| Collected data |
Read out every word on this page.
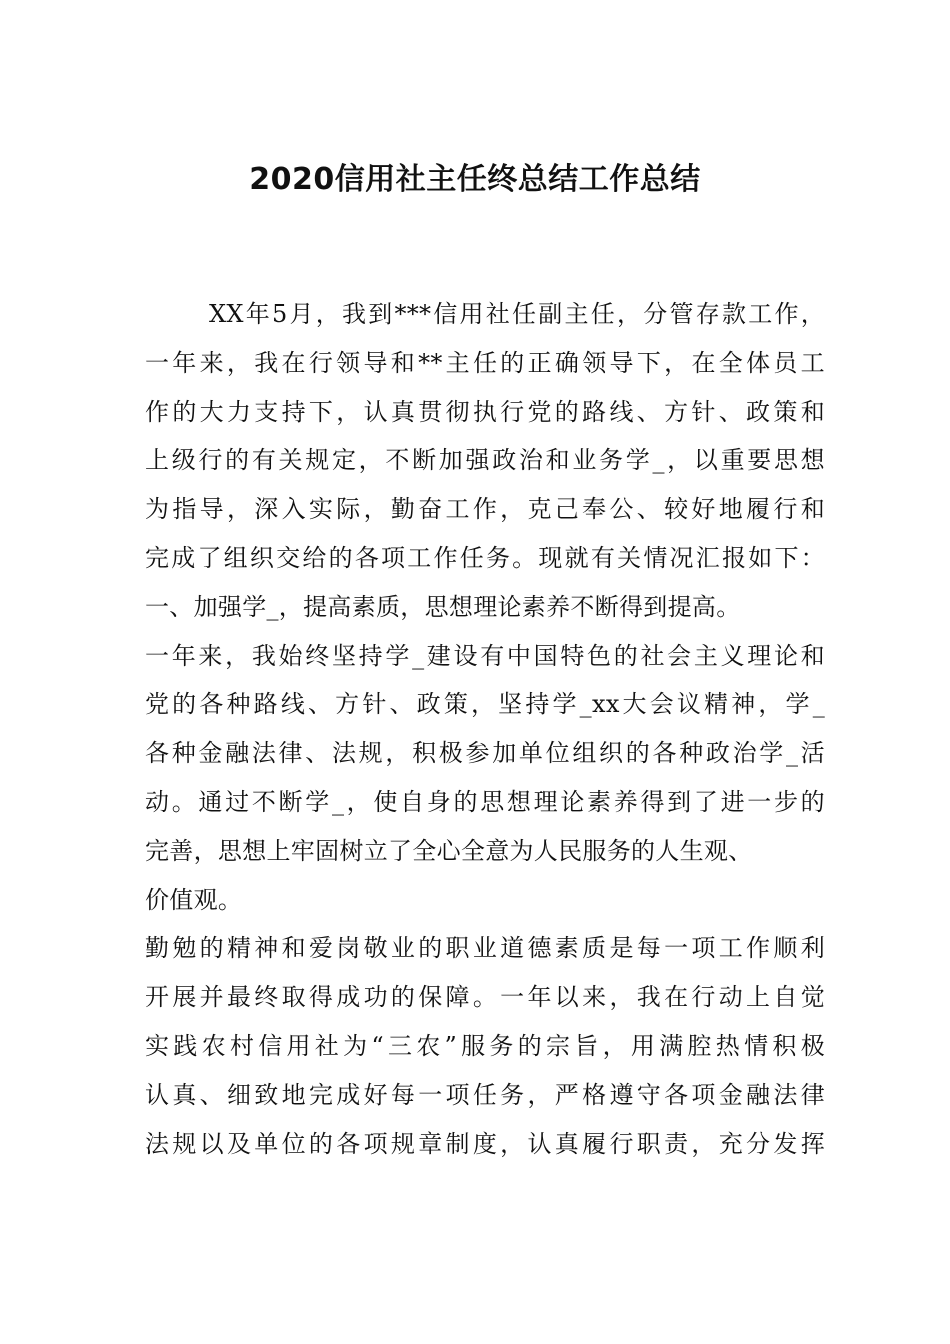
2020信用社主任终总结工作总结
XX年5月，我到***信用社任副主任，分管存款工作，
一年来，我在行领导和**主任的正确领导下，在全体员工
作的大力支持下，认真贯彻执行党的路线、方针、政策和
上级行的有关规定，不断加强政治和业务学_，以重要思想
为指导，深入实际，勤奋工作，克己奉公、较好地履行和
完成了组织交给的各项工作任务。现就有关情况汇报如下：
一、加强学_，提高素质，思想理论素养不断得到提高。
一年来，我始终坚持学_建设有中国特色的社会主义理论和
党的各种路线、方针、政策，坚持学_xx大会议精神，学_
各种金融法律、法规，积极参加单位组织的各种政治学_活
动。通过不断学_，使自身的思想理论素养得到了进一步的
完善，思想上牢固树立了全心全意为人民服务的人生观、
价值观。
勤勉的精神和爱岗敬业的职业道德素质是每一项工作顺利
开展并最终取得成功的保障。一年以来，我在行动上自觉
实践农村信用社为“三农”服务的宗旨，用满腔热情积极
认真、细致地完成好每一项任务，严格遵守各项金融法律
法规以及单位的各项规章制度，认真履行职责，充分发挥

==

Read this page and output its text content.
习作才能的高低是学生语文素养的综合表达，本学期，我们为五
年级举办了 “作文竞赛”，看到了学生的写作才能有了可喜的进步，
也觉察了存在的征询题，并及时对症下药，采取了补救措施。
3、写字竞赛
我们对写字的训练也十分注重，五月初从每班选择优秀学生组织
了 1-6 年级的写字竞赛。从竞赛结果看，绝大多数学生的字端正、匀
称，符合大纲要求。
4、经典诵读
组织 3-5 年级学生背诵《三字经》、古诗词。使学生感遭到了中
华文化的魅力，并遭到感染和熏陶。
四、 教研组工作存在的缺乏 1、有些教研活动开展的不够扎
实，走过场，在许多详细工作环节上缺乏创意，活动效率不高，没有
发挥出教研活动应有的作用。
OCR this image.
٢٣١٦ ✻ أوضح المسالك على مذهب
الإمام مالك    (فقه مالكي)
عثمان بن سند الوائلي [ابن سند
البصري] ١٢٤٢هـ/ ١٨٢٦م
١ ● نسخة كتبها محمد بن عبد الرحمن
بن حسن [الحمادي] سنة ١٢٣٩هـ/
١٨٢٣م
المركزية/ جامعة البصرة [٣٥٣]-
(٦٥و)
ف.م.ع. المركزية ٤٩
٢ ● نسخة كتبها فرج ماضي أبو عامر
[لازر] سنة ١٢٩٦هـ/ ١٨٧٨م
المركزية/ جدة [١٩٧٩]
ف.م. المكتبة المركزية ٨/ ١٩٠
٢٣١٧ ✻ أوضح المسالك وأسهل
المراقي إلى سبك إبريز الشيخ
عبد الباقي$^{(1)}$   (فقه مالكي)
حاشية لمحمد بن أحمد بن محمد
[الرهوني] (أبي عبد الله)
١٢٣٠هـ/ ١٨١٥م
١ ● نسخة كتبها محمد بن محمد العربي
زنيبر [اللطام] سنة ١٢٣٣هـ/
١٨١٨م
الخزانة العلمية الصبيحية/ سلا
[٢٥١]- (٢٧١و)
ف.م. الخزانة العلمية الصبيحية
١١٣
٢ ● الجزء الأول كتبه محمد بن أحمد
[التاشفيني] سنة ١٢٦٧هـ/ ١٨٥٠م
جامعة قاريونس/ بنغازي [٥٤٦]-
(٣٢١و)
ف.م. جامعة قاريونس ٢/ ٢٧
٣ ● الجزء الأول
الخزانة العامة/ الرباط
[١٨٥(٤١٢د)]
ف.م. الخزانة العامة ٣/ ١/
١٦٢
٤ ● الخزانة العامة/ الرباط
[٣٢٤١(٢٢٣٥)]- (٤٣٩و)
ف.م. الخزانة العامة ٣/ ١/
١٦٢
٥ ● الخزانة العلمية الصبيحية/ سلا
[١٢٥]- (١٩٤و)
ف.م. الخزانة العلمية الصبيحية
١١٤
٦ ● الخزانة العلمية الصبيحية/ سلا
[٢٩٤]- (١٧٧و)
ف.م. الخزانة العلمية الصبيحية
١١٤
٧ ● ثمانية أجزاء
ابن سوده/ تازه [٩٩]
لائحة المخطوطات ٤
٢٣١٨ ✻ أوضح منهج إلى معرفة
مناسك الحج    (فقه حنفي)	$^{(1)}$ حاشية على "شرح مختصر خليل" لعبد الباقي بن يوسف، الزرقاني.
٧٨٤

| Instruction |
Collect every line above that contains the word "this".

| Written answer |
Read out every word on this page.
Read this page and output its text content.
OCR this image.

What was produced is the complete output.